WHAT YOU WILL DO: Reproduce the material from its first line through the line containing "- top-strip-segment: [8, 0, 388, 2]", changing "Extract" to "Identify" and leaving everything else unchanged.

RAW DATA:
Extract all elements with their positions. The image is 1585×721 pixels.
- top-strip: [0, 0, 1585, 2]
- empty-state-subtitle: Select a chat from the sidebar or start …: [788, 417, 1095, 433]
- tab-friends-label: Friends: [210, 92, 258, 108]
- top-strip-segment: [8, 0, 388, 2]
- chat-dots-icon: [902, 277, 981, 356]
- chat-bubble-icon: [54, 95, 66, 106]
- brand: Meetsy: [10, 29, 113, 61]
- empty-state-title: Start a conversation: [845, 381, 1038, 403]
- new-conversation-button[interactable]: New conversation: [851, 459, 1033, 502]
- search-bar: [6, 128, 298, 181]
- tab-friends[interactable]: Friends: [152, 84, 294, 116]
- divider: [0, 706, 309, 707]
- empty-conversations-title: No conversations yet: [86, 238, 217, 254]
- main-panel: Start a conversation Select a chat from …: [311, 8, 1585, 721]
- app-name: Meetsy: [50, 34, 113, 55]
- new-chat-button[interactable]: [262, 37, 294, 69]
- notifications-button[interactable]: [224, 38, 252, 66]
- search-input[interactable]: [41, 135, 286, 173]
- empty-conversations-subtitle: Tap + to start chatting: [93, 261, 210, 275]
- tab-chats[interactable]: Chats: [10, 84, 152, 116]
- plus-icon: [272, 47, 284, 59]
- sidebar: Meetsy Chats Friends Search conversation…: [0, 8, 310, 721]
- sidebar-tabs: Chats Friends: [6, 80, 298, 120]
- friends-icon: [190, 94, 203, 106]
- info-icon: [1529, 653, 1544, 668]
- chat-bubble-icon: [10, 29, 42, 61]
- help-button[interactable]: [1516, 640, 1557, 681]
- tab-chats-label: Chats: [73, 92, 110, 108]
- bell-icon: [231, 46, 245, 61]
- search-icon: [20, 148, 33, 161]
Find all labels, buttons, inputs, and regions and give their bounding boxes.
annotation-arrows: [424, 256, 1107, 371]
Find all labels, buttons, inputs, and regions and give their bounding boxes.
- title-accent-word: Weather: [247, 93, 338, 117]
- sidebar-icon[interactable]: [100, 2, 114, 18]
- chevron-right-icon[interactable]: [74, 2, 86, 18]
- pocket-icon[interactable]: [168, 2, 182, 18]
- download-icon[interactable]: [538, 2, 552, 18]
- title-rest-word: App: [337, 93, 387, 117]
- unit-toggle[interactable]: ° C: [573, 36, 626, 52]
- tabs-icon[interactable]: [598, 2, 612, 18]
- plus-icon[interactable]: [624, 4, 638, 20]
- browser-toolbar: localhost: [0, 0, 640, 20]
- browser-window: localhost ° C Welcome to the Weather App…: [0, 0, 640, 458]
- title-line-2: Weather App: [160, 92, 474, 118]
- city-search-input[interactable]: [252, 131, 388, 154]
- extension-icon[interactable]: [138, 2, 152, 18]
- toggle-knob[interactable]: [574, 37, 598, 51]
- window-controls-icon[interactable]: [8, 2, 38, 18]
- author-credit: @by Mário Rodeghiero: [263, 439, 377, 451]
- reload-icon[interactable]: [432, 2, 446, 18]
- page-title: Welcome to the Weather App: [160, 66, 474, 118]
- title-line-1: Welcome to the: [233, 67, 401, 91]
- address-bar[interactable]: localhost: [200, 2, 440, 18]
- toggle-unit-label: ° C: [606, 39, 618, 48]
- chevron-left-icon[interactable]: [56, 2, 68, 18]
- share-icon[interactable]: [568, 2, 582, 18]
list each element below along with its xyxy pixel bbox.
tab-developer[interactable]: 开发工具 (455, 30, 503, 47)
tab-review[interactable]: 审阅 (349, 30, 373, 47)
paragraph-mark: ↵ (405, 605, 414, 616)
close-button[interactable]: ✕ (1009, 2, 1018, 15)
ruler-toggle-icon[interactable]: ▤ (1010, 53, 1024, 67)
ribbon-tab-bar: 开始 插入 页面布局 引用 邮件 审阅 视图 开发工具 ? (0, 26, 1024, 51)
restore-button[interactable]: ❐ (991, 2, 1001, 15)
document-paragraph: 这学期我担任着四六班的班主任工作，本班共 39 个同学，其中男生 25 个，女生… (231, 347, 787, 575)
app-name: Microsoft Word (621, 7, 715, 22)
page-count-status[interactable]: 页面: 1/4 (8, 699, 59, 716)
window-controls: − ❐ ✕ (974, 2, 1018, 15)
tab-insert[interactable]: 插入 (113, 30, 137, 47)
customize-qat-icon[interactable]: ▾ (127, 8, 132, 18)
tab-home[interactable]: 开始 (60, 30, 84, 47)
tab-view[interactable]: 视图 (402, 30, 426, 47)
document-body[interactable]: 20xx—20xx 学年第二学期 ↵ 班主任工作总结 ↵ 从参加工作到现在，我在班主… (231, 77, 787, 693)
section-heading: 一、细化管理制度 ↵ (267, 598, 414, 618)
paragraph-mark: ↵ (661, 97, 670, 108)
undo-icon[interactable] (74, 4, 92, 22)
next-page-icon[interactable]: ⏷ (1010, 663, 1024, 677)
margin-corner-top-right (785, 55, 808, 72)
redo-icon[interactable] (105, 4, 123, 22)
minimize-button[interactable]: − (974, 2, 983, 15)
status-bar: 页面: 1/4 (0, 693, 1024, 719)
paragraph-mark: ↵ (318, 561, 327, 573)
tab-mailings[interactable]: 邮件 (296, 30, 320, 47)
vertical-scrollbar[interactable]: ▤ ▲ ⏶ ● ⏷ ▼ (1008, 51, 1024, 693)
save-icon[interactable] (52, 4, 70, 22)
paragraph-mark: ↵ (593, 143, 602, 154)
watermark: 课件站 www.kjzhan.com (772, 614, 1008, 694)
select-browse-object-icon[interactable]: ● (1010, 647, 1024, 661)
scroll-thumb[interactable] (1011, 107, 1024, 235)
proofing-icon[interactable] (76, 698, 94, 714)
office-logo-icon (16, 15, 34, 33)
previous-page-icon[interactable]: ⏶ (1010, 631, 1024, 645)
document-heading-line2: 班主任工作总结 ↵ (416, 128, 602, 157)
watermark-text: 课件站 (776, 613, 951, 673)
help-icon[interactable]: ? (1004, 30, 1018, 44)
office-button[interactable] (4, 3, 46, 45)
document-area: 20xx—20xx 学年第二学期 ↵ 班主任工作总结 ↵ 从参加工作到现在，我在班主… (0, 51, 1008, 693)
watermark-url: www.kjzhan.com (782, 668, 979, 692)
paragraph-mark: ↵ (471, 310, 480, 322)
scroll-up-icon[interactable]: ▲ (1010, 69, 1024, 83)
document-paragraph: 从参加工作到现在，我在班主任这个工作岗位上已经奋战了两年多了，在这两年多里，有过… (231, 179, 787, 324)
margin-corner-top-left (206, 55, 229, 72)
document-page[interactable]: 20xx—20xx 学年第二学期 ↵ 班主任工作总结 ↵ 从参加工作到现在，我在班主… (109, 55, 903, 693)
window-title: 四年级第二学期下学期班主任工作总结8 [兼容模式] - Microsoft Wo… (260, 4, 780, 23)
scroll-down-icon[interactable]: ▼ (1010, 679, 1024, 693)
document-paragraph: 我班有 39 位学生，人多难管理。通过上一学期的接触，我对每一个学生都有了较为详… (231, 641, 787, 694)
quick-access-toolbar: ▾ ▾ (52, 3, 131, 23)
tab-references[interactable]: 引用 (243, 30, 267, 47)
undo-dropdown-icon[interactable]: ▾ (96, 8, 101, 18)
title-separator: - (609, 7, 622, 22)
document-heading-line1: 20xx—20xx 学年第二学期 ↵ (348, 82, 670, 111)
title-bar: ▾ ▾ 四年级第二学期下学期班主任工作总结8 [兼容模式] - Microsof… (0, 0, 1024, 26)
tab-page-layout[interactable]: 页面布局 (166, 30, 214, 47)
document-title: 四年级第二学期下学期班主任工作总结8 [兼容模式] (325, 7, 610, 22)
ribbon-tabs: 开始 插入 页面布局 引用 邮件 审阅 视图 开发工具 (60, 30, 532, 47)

WRITTEN SOLUTION:
Identify all elements with their positions. The image is 1585×721 pixels.
- top-strip: [0, 0, 1585, 2]
- empty-state-subtitle: Select a chat from the sidebar or start …: [788, 417, 1095, 433]
- tab-friends-label: Friends: [210, 92, 258, 108]
- top-strip-segment: [8, 0, 388, 2]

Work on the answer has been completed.